### Lines of data

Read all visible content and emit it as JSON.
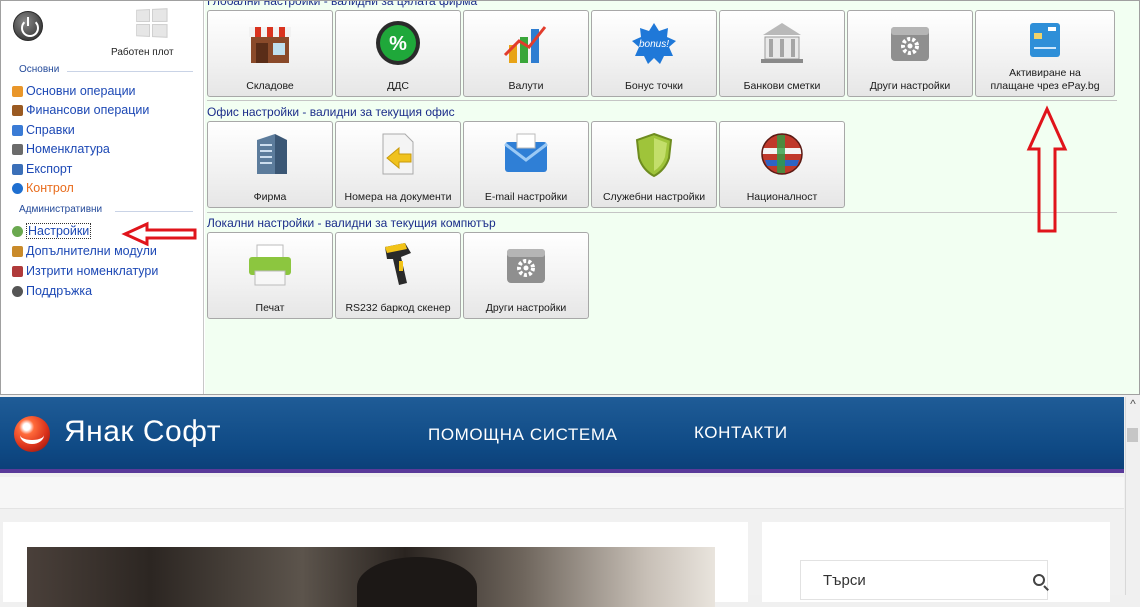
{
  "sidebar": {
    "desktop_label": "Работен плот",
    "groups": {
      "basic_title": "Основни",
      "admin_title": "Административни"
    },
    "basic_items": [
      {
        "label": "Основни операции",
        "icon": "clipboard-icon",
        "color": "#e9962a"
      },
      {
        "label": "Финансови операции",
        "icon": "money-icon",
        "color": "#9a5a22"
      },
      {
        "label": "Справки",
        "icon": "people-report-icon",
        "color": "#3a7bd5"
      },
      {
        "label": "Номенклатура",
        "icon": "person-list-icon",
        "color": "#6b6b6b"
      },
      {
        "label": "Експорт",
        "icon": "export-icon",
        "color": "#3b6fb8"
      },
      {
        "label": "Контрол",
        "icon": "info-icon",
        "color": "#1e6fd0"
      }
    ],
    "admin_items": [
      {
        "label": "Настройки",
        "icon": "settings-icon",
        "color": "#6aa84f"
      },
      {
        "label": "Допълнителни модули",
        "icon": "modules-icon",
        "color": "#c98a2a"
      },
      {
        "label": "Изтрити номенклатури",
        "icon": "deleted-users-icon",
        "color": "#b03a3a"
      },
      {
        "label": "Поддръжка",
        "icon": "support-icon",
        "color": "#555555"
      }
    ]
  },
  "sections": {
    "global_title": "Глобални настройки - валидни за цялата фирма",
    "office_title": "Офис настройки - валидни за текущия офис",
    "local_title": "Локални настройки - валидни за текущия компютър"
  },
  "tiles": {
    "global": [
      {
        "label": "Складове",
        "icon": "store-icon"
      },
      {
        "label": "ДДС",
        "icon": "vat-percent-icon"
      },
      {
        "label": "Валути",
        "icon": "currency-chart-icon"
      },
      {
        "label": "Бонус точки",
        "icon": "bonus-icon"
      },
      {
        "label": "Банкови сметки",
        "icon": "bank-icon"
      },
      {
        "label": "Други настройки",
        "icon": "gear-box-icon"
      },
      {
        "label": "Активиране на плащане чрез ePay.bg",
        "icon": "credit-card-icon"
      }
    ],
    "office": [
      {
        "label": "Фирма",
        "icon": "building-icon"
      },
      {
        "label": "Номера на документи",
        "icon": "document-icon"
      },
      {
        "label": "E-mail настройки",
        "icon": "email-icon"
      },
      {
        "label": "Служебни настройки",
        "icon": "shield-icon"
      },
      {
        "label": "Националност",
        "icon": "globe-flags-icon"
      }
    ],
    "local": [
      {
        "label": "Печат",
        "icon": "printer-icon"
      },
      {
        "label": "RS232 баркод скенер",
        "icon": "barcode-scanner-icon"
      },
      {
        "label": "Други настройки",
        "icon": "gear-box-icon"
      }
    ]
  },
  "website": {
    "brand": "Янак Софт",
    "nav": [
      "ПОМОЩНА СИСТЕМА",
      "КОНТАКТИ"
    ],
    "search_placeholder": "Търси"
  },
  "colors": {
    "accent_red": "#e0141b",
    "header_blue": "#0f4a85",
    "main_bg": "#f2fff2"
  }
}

### YOUR OBJECTIVE
Retype the whole listing exactly and leave the pictures out.

### EXERCISE ANSWER
Read all visible content and emit it as JSON.
{
  "sidebar": {
    "desktop_label": "Работен плот",
    "groups": {
      "basic_title": "Основни",
      "admin_title": "Административни"
    },
    "basic_items": [
      {
        "label": "Основни операции",
        "icon": "clipboard-icon",
        "color": "#e9962a"
      },
      {
        "label": "Финансови операции",
        "icon": "money-icon",
        "color": "#9a5a22"
      },
      {
        "label": "Справки",
        "icon": "people-report-icon",
        "color": "#3a7bd5"
      },
      {
        "label": "Номенклатура",
        "icon": "person-list-icon",
        "color": "#6b6b6b"
      },
      {
        "label": "Експорт",
        "icon": "export-icon",
        "color": "#3b6fb8"
      },
      {
        "label": "Контрол",
        "icon": "info-icon",
        "color": "#1e6fd0"
      }
    ],
    "admin_items": [
      {
        "label": "Настройки",
        "icon": "settings-icon",
        "color": "#6aa84f"
      },
      {
        "label": "Допълнителни модули",
        "icon": "modules-icon",
        "color": "#c98a2a"
      },
      {
        "label": "Изтрити номенклатури",
        "icon": "deleted-users-icon",
        "color": "#b03a3a"
      },
      {
        "label": "Поддръжка",
        "icon": "support-icon",
        "color": "#555555"
      }
    ]
  },
  "sections": {
    "global_title": "Глобални настройки - валидни за цялата фирма",
    "office_title": "Офис настройки - валидни за текущия офис",
    "local_title": "Локални настройки - валидни за текущия компютър"
  },
  "tiles": {
    "global": [
      {
        "label": "Складове",
        "icon": "store-icon"
      },
      {
        "label": "ДДС",
        "icon": "vat-percent-icon"
      },
      {
        "label": "Валути",
        "icon": "currency-chart-icon"
      },
      {
        "label": "Бонус точки",
        "icon": "bonus-icon"
      },
      {
        "label": "Банкови сметки",
        "icon": "bank-icon"
      },
      {
        "label": "Други настройки",
        "icon": "gear-box-icon"
      },
      {
        "label": "Активиране на плащане чрез ePay.bg",
        "icon": "credit-card-icon"
      }
    ],
    "office": [
      {
        "label": "Фирма",
        "icon": "building-icon"
      },
      {
        "label": "Номера на документи",
        "icon": "document-icon"
      },
      {
        "label": "E-mail настройки",
        "icon": "email-icon"
      },
      {
        "label": "Служебни настройки",
        "icon": "shield-icon"
      },
      {
        "label": "Националност",
        "icon": "globe-flags-icon"
      }
    ],
    "local": [
      {
        "label": "Печат",
        "icon": "printer-icon"
      },
      {
        "label": "RS232 баркод скенер",
        "icon": "barcode-scanner-icon"
      },
      {
        "label": "Други настройки",
        "icon": "gear-box-icon"
      }
    ]
  },
  "website": {
    "brand": "Янак Софт",
    "nav": [
      "ПОМОЩНА СИСТЕМА",
      "КОНТАКТИ"
    ],
    "search_placeholder": "Търси"
  },
  "colors": {
    "accent_red": "#e0141b",
    "header_blue": "#0f4a85",
    "main_bg": "#f2fff2"
  }
}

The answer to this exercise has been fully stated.